REQUIRED TASK: Without omitting anything, retype the data that follows.

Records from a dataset

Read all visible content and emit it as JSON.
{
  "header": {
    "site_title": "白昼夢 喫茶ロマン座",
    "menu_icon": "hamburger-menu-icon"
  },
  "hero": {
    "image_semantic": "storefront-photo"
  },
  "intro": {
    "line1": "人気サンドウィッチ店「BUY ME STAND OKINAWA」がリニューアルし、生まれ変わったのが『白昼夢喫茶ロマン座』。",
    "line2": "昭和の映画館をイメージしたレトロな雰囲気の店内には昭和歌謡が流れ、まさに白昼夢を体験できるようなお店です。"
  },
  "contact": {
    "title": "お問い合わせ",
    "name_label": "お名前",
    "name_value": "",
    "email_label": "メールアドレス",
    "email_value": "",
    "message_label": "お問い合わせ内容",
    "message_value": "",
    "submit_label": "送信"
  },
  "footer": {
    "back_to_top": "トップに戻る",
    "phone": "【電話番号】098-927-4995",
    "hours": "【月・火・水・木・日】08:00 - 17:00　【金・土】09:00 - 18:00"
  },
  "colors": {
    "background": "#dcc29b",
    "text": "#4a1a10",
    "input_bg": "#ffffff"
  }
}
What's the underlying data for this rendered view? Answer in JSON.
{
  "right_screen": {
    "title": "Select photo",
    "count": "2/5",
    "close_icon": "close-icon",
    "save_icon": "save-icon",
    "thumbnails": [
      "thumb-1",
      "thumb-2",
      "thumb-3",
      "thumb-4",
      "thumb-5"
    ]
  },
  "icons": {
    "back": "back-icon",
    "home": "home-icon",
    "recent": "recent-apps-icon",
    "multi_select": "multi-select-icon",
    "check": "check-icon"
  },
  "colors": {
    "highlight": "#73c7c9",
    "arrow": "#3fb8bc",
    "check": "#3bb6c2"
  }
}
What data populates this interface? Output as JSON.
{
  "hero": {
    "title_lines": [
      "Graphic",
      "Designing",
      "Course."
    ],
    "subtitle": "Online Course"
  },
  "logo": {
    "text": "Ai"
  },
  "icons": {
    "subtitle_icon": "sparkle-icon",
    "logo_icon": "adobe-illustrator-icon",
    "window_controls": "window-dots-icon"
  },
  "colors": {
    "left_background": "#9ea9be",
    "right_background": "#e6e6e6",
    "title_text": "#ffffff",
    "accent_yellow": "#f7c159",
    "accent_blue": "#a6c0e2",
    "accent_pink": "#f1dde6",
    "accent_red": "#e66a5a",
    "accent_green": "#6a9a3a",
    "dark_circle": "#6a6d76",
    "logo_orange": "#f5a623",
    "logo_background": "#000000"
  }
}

SOLUTION BELOW:
Read all visible content and emit it as JSON.
{
  "header": {
    "site_title": "白昼夢 喫茶ロマン座",
    "menu_icon": "hamburger-menu-icon"
  },
  "hero": {
    "image_semantic": "storefront-photo"
  },
  "intro": {
    "line1": "人気サンドウィッチ店「BUY ME STAND OKINAWA」がリニューアルし、生まれ変わったのが『白昼夢喫茶ロマン座』。",
    "line2": "昭和の映画館をイメージしたレトロな雰囲気の店内には昭和歌謡が流れ、まさに白昼夢を体験できるようなお店です。"
  },
  "contact": {
    "title": "お問い合わせ",
    "name_label": "お名前",
    "name_value": "",
    "email_label": "メールアドレス",
    "email_value": "",
    "message_label": "お問い合わせ内容",
    "message_value": "",
    "submit_label": "送信"
  },
  "footer": {
    "back_to_top": "トップに戻る",
    "phone": "【電話番号】098-927-4995",
    "hours": "【月・火・水・木・日】08:00 - 17:00　【金・土】09:00 - 18:00"
  },
  "colors": {
    "background": "#dcc29b",
    "text": "#4a1a10",
    "input_bg": "#ffffff"
  }
}
What's the underlying data for this rendered view? Answer in JSON.
{
  "right_screen": {
    "title": "Select photo",
    "count": "2/5",
    "close_icon": "close-icon",
    "save_icon": "save-icon",
    "thumbnails": [
      "thumb-1",
      "thumb-2",
      "thumb-3",
      "thumb-4",
      "thumb-5"
    ]
  },
  "icons": {
    "back": "back-icon",
    "home": "home-icon",
    "recent": "recent-apps-icon",
    "multi_select": "multi-select-icon",
    "check": "check-icon"
  },
  "colors": {
    "highlight": "#73c7c9",
    "arrow": "#3fb8bc",
    "check": "#3bb6c2"
  }
}
What data populates this interface? Output as JSON.
{
  "hero": {
    "title_lines": [
      "Graphic",
      "Designing",
      "Course."
    ],
    "subtitle": "Online Course"
  },
  "logo": {
    "text": "Ai"
  },
  "icons": {
    "subtitle_icon": "sparkle-icon",
    "logo_icon": "adobe-illustrator-icon",
    "window_controls": "window-dots-icon"
  },
  "colors": {
    "left_background": "#9ea9be",
    "right_background": "#e6e6e6",
    "title_text": "#ffffff",
    "accent_yellow": "#f7c159",
    "accent_blue": "#a6c0e2",
    "accent_pink": "#f1dde6",
    "accent_red": "#e66a5a",
    "accent_green": "#6a9a3a",
    "dark_circle": "#6a6d76",
    "logo_orange": "#f5a623",
    "logo_background": "#000000"
  }
}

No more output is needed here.